Data to process →
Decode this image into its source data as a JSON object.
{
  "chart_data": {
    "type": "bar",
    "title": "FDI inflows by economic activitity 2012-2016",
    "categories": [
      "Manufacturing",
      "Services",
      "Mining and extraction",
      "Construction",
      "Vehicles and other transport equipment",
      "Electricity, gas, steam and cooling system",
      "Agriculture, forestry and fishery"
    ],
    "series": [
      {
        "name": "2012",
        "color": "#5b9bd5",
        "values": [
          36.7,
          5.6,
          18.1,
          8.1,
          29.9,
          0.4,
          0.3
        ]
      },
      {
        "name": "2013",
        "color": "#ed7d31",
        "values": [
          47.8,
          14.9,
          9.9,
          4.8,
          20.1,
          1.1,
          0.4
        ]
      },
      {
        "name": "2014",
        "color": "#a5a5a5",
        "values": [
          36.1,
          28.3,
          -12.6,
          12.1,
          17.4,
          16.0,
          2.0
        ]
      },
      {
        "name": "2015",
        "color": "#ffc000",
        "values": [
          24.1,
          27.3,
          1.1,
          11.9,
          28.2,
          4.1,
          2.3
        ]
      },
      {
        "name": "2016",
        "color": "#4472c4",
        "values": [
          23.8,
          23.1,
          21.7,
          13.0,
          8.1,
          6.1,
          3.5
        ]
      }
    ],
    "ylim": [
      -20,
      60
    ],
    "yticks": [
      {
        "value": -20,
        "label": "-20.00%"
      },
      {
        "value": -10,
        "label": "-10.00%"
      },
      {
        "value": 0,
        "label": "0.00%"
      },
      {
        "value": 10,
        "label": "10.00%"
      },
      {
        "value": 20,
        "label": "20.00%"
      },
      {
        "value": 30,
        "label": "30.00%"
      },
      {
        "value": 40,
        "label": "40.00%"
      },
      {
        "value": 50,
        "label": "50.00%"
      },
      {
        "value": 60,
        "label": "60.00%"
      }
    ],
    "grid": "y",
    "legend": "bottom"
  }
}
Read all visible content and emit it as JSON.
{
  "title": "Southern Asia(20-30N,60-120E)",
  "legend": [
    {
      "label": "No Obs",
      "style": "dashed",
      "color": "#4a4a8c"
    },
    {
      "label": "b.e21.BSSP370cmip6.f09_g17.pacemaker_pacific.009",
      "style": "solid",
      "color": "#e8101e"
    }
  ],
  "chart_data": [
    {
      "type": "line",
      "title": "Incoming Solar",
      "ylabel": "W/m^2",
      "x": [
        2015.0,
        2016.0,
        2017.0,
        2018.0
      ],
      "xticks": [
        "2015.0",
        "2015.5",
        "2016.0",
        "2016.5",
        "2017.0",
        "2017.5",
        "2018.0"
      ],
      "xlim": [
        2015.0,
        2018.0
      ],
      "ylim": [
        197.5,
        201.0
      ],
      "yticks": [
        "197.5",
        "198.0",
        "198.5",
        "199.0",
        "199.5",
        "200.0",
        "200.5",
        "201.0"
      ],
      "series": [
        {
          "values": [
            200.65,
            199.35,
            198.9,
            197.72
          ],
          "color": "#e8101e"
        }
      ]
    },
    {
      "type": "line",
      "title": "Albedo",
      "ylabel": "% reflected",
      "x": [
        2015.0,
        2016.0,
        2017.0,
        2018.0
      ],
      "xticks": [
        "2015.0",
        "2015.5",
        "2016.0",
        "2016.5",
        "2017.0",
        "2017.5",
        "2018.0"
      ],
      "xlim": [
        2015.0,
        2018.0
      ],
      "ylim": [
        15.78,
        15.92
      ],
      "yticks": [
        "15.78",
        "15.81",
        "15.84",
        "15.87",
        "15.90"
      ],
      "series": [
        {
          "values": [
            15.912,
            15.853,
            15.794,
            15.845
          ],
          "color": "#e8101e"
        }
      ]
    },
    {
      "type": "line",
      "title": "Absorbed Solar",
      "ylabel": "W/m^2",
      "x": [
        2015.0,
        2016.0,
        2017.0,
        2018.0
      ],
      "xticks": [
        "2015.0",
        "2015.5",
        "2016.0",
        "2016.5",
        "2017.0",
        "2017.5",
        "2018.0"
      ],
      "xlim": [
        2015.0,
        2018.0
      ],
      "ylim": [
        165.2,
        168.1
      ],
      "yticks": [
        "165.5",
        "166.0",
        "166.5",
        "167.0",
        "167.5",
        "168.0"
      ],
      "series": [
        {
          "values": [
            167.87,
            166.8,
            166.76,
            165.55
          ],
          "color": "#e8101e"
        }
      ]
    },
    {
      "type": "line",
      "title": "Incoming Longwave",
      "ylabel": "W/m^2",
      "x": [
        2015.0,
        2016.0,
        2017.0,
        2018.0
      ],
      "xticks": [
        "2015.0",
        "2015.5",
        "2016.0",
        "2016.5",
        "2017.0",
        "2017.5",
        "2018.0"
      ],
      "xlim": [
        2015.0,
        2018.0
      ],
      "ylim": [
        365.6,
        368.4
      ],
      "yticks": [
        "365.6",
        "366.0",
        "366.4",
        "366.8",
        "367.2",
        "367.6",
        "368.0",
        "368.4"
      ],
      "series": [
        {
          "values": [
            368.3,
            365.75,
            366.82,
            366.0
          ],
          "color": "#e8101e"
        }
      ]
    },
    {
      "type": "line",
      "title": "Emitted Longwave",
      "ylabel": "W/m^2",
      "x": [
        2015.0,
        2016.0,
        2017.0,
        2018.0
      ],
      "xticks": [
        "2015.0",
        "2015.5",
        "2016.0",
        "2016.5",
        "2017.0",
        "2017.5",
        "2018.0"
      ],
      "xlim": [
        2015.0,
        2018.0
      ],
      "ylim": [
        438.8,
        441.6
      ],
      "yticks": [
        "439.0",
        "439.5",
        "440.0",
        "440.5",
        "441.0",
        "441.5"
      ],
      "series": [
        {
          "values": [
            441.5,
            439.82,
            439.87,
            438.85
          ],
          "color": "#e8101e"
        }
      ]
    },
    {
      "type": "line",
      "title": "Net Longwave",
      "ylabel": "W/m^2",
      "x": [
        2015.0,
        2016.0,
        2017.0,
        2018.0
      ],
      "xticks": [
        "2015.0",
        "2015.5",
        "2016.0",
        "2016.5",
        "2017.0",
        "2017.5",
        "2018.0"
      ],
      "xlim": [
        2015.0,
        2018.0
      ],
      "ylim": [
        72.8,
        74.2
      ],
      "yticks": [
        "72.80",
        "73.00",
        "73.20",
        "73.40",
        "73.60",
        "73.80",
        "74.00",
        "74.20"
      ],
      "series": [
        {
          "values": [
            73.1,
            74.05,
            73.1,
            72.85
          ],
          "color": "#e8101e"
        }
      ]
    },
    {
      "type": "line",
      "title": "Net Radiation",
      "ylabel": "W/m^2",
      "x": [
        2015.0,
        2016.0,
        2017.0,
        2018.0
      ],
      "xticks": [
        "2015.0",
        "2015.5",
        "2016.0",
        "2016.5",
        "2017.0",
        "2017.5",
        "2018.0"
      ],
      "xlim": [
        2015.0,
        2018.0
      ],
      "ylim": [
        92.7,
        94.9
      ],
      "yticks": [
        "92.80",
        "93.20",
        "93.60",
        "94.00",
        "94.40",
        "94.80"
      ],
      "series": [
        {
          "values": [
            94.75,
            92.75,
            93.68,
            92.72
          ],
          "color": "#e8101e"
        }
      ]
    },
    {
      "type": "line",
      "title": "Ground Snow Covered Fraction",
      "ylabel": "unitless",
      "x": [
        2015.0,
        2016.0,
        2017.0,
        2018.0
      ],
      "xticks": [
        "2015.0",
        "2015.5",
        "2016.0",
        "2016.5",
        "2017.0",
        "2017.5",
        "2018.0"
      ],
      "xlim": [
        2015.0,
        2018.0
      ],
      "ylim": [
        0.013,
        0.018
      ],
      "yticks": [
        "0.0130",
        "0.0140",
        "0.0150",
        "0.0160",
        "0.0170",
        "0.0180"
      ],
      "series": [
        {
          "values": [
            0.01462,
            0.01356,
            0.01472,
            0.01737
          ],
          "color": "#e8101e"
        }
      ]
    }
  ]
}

What is being asked → In the entries above, find each line with the word "title" and show it.

Final result →
    "title": "FDI inflows by economic activitity 2012-2016",
  "title": "Southern Asia(20-30N,60-120E)",
      "title": "Incoming Solar",
      "title": "Albedo",
      "title": "Absorbed Solar",
      "title": "Incoming Longwave",
      "title": "Emitted Longwave",
      "title": "Net Longwave",
      "title": "Net Radiation",
      "title": "Ground Snow Covered Fraction",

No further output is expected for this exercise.